WHAT YOU WILL DO: State how many lines contain "this", and write nothing except that count.

RECORD EXTRACTS:

#####

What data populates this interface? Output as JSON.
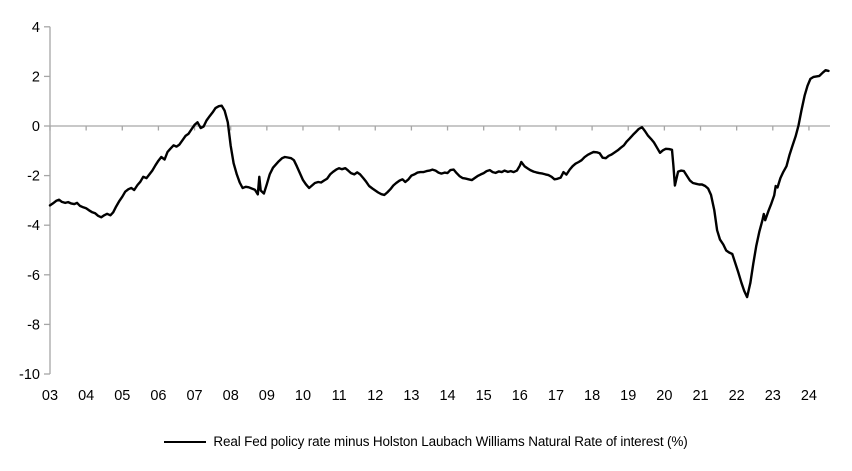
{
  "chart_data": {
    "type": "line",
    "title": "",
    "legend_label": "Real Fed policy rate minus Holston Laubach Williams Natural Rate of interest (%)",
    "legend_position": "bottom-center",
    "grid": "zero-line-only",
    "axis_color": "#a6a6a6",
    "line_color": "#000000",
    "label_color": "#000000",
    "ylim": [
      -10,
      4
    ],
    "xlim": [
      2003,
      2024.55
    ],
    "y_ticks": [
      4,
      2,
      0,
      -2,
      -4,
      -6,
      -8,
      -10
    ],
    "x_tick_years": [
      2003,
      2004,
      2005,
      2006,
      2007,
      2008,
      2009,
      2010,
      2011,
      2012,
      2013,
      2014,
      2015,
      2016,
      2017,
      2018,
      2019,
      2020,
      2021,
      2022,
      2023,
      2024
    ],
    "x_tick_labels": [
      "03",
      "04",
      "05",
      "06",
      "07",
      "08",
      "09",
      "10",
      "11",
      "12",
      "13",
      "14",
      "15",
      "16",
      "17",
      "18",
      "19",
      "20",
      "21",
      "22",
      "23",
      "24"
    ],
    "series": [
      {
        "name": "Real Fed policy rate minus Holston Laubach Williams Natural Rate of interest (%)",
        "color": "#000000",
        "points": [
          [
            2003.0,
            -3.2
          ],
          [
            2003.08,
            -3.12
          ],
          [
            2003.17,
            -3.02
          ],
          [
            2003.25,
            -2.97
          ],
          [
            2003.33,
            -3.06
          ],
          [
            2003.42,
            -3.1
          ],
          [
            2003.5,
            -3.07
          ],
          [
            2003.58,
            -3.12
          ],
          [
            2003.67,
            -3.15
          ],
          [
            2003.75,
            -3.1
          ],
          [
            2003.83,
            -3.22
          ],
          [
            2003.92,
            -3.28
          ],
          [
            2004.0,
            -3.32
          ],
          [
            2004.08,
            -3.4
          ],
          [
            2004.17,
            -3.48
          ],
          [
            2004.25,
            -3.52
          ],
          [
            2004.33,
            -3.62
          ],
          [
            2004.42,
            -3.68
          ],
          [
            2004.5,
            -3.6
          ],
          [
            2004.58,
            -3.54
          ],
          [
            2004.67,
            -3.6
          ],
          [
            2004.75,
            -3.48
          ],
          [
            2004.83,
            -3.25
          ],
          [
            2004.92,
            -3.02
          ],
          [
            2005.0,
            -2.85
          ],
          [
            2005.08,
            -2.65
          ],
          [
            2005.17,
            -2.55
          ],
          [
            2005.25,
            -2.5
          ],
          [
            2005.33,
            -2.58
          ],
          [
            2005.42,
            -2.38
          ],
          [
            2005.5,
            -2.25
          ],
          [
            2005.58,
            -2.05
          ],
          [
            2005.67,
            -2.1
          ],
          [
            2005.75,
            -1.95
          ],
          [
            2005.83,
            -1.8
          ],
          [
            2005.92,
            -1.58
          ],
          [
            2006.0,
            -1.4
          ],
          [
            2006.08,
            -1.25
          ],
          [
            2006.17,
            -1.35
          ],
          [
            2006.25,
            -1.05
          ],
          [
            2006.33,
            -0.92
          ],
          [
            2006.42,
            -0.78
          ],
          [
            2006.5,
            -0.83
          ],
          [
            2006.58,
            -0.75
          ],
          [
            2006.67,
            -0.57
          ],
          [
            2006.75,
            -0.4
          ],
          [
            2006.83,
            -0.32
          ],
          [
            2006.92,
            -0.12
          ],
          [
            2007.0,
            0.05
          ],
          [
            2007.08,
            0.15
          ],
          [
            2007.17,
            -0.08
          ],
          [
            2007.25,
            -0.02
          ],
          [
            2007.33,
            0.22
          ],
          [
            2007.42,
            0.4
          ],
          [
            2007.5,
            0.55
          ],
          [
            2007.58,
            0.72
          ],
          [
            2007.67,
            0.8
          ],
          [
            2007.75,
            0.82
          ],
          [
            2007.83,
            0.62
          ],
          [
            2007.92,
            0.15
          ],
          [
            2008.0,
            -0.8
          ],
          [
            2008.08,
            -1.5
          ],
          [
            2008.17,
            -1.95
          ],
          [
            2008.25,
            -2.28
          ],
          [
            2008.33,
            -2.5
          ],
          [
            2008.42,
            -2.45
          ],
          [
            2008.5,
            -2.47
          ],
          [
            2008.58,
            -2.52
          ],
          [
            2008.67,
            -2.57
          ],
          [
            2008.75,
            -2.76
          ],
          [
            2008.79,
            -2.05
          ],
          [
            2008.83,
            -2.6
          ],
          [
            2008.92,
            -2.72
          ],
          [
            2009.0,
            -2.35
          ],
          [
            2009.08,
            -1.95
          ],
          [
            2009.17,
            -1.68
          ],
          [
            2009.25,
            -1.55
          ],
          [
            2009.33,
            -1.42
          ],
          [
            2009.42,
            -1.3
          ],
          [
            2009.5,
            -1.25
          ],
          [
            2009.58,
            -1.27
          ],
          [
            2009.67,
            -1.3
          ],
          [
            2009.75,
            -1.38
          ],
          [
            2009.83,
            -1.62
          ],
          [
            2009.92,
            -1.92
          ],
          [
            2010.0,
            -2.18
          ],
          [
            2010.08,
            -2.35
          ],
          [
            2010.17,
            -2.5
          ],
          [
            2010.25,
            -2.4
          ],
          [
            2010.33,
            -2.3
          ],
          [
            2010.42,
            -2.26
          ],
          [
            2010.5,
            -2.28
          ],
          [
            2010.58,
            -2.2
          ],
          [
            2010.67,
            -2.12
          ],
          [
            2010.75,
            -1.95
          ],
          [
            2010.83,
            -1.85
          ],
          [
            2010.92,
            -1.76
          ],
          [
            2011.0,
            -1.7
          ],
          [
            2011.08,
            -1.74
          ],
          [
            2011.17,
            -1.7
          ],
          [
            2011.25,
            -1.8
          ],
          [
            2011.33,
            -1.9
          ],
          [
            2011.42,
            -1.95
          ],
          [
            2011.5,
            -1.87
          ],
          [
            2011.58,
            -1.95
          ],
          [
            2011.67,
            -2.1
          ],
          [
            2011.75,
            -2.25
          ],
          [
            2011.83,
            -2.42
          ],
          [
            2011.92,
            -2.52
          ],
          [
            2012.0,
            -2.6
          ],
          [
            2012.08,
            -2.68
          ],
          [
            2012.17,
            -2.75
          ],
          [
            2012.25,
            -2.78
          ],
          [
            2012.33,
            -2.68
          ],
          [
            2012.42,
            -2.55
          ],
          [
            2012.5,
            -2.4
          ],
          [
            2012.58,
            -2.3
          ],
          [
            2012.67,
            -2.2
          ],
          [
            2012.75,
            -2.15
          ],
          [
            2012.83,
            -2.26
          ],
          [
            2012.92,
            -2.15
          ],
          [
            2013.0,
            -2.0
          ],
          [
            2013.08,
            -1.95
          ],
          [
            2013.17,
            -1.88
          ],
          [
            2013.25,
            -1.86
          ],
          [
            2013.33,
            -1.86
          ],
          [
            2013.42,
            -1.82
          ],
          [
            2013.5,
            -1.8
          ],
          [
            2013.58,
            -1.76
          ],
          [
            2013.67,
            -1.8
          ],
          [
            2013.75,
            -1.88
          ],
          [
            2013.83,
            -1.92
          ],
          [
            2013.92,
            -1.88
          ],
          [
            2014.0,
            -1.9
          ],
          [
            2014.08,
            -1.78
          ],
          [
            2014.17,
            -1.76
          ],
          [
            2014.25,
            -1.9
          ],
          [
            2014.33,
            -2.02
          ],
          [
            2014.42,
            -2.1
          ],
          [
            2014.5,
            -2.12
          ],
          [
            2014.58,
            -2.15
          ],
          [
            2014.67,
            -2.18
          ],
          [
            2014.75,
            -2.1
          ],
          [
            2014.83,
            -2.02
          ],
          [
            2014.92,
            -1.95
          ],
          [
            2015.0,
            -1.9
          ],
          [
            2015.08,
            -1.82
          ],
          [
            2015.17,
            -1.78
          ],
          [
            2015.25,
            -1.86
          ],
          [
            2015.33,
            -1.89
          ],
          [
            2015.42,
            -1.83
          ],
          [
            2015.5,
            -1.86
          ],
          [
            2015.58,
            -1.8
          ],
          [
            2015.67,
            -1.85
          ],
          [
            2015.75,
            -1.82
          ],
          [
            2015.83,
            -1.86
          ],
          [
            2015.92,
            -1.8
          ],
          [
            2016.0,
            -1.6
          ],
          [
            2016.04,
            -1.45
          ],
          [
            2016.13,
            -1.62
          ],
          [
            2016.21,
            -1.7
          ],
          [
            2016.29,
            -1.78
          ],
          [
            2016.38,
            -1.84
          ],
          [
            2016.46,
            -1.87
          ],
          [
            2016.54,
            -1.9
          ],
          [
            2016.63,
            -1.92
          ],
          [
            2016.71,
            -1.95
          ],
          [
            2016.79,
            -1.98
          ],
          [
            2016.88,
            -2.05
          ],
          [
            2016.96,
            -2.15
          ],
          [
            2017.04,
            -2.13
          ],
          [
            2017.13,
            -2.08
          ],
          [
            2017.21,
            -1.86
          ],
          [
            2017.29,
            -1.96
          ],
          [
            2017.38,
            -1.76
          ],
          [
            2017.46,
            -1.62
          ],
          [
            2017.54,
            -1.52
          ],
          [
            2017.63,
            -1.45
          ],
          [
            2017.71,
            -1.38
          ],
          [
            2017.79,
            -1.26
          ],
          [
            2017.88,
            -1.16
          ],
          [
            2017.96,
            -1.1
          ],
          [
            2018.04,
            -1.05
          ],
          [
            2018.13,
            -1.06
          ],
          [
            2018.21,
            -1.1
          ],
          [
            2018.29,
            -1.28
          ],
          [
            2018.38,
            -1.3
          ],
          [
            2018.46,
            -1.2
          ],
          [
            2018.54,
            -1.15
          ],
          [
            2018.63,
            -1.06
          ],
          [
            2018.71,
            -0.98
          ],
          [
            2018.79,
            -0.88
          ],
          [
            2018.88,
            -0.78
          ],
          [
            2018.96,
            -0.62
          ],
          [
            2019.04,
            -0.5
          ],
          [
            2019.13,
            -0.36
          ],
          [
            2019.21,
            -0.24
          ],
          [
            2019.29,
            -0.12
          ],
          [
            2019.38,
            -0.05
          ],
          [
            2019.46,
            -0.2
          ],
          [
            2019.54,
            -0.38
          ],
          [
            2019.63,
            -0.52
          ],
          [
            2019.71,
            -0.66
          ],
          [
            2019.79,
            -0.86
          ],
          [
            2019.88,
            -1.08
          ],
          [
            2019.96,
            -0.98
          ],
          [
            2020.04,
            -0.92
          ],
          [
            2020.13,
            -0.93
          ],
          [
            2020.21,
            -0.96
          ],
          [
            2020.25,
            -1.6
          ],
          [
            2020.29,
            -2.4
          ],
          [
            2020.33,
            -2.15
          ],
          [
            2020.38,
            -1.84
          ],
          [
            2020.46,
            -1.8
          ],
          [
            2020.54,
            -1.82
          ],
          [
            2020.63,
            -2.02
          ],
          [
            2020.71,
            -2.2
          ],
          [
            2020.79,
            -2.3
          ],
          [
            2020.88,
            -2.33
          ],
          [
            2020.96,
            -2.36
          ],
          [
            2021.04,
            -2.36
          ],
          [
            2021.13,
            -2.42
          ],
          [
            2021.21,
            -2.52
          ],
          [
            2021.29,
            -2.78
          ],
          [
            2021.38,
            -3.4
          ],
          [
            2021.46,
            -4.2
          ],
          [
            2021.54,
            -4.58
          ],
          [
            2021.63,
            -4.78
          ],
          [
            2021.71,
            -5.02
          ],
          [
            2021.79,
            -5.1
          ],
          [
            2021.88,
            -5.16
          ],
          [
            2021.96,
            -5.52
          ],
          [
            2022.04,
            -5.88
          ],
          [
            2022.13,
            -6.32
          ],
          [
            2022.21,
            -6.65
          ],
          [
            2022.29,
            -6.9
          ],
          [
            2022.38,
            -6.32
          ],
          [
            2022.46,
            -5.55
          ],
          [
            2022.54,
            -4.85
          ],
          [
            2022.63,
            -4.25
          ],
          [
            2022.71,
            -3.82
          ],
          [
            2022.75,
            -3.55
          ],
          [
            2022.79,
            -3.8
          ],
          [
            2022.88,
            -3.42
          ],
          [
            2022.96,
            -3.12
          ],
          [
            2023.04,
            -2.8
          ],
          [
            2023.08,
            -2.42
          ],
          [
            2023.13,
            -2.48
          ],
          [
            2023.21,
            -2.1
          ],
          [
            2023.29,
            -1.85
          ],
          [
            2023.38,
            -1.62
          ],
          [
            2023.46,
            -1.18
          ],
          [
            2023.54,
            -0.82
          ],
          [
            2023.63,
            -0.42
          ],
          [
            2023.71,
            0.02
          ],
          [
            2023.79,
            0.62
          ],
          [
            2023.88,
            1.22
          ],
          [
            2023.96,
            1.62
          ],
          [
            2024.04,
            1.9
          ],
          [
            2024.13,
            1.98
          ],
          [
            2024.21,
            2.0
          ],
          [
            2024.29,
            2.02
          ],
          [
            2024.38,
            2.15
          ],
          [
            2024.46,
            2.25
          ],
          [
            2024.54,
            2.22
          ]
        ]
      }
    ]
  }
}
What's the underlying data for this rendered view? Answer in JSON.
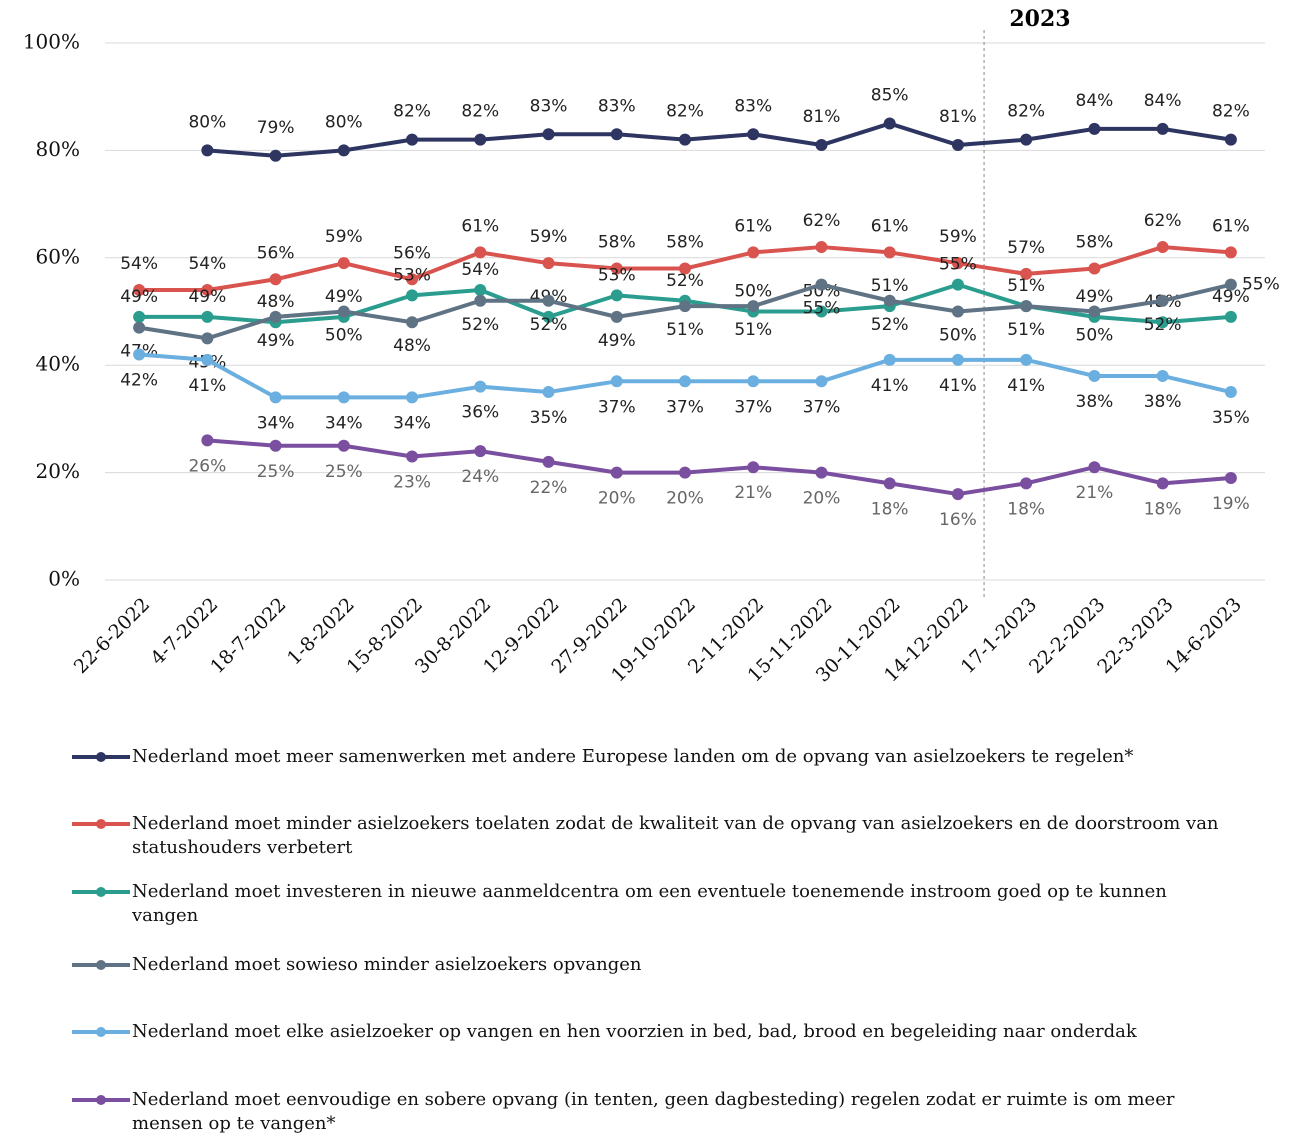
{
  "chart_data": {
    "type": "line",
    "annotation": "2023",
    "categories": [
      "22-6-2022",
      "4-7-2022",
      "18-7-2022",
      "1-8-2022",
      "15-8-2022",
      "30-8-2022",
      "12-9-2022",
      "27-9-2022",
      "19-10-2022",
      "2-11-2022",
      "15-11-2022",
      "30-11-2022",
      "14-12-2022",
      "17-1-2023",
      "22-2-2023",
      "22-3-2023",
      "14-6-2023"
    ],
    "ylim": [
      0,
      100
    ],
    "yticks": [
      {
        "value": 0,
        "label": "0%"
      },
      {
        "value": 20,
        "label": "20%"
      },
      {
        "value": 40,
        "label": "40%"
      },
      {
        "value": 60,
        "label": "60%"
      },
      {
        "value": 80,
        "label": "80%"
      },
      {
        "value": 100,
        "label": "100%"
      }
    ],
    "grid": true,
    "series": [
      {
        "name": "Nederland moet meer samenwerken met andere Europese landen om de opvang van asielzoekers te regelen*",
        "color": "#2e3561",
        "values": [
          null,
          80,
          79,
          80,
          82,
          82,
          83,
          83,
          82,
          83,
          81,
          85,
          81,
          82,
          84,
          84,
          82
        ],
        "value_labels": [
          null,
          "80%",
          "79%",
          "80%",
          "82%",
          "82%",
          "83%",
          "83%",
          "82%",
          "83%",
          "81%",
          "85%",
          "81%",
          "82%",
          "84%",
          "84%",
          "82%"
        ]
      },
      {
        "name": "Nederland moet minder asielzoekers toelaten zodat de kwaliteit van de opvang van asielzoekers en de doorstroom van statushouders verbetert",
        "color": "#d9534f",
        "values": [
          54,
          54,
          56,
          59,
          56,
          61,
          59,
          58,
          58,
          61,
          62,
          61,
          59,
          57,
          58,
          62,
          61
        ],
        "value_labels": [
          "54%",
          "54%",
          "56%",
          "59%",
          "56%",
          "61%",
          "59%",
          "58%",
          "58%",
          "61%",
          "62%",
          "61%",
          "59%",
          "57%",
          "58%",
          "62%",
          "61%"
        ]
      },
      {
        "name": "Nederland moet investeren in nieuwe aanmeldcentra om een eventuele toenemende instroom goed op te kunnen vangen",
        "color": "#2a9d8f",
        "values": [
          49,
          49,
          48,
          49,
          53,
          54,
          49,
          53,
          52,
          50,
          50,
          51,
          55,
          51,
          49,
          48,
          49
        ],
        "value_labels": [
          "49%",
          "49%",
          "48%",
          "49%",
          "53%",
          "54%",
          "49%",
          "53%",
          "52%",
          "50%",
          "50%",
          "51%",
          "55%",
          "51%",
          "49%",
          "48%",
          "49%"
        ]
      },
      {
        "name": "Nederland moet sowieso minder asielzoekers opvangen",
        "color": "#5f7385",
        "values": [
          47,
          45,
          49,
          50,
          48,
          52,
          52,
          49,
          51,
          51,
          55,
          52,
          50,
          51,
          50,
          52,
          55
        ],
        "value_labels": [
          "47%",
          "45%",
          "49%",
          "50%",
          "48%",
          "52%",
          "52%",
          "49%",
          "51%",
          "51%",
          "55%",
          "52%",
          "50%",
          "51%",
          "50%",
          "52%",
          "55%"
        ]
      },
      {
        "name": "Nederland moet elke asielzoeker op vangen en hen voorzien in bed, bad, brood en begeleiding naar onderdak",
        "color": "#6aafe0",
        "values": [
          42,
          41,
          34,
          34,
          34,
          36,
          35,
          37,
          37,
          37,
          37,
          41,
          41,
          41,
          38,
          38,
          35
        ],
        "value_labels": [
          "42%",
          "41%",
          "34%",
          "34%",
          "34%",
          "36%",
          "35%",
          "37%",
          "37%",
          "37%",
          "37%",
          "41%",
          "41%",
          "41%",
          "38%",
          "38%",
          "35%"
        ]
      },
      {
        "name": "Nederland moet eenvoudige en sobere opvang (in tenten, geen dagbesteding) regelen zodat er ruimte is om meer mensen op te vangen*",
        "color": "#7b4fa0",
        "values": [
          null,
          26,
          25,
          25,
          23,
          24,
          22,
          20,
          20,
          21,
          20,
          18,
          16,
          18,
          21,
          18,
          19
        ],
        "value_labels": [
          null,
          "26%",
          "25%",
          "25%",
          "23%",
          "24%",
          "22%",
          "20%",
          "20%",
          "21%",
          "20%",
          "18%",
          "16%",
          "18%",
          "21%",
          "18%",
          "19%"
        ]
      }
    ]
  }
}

#####

REPLY TO THE TASK: 2